Use –i. If you type <rm –Ri filename(s)>, the OS will request confirmation from you before anything gets deleted, asking "Remove filename?" after you press Return. Type y for yes or n for no. This situation gives you a second chance to check that what is about to be deleted is really what you want to delete.

The –f option is the opposite of –i. When you use it, this option instructs the OS to remove the files without prompting for confirmation, regardless of the file's permissions. Use this option with care, if at all.


Chapter 10 for more information on using Terminal.

Can't eject/unmount disks

To eject removable media or unmount a server volume or disk image, do one of the following:

  • Drag the volume's icon to the Trash.

  • You cannot use Command-Delete as an alternative to dragging a volume's icon to the Trash. Instead, try the Eject command (Command-E) in the Finder's File menu.

  • If your keyboard has an Eject key (or uses F12 as an Eject key), pressing the key should cause a mounted removable volume to eject/unmount. For a drive such as a CD drive, if there is no disc in the drive, the tray will simply open.


    "Technically Speaking: Open Firmware Commands," in Chapter 5, for more information on ejecting a CD or DVD at startup.

    If you have multiple removable devices mounted, select the one you want to eject before pressing the Eject key. Otherwise, you may eject/unmount multiple devices.

  • Press the Eject button on the drive itself, if one exists.

If the preceding methods do not work, try the following:

  • If you get the message that says the volume could not be ejected (or put away) because the volume is in use, some document or application on the volume is open. Thus, the fix is to close the open file. For a document, you may have to quit its application entirely, not just close the file.

Records taken from a collection:
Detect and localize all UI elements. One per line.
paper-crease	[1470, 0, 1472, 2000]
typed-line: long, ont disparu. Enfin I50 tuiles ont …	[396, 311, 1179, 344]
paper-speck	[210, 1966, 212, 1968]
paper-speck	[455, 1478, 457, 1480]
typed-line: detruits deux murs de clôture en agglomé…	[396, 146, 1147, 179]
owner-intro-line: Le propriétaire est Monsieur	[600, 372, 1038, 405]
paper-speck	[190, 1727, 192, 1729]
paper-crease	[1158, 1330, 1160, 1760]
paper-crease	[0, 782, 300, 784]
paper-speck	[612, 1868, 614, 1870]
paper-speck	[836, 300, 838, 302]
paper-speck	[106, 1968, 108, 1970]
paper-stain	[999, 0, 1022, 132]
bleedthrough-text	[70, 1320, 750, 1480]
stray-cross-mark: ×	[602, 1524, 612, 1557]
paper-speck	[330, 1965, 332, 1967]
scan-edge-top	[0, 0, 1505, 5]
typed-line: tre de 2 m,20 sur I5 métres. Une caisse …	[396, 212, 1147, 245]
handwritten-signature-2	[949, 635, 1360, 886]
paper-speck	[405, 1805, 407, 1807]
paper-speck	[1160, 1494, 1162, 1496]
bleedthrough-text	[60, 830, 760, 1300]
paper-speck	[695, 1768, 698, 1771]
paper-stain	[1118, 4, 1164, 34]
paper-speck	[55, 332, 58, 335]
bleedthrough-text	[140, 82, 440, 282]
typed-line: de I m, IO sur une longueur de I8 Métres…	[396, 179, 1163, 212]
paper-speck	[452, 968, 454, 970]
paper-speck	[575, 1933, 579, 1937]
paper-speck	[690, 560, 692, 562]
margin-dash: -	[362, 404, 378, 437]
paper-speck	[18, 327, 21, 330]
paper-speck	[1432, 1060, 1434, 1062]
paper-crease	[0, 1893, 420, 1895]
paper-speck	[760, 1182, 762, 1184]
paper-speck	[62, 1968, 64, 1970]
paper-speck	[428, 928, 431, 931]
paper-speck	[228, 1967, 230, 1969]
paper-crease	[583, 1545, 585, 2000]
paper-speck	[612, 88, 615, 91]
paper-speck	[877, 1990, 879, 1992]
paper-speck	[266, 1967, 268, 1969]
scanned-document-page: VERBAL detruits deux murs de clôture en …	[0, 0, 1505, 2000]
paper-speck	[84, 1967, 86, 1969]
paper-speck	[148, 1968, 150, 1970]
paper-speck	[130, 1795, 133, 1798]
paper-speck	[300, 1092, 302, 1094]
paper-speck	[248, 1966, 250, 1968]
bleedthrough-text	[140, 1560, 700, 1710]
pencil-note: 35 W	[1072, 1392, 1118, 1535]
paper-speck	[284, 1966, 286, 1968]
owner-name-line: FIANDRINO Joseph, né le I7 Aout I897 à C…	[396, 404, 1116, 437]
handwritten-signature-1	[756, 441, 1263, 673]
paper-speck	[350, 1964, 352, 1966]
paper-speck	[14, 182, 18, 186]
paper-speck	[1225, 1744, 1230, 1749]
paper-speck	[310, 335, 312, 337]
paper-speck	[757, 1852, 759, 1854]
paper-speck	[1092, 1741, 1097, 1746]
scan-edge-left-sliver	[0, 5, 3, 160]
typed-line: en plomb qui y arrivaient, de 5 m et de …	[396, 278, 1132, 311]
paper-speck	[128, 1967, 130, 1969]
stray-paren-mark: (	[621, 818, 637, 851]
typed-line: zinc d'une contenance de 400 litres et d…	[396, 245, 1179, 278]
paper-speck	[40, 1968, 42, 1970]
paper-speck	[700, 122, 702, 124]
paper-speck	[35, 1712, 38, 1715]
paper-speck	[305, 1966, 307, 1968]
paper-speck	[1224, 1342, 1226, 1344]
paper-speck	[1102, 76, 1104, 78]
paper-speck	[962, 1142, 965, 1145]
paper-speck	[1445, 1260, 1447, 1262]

What is expected: Pick up the passage on deleting files and ejecting disks and continue it from its last sentence.

The answer:
  • If you get this message when all files on the volume are closed, just try to unmount the volume again. It will usually succeed.

    Figure 6.37Figure 6.37 The "in use" error message that appears when you're attempting to unmount a volume with an active process on it.

  • For volumes that still will not unmount, log out and log back in. This technique almost always fixes the problem.

  • If a disc is stuck in a drive, you may be able to eject it manually, typically by inserting an unbent paper clip into a hole located near the drive opening. Check with Apple or the vendor of the drive for specifics.

Problems with copy-protected audio CDs. In recent months, audio CD manufacturers have begun to release copy-protected CDs. These CDs typically have a sticker on them that reads: "Will not play on PC/Mac." Indeed, they will not. Even worse, the CD may get stuck in your drive, refusing to eject when you press the Eject button. If this happens, try the procedures described in this section. Especially try (a) holding down the mouse button at startup; (b) using the manual eject hole (if one exists on your Mac); or (3) typing eject cd in Open Firmware at startup. If none of these fixes work, you should probably bring the Mac to a service representative to get the CD removed. However, Mac users have found ways to get a CD tray to open manually despite the lack of any obvious manual eject hole on some Macs, especially the flat-panel iMac. Check sites such as MacFixIt ( for the latest suggestions.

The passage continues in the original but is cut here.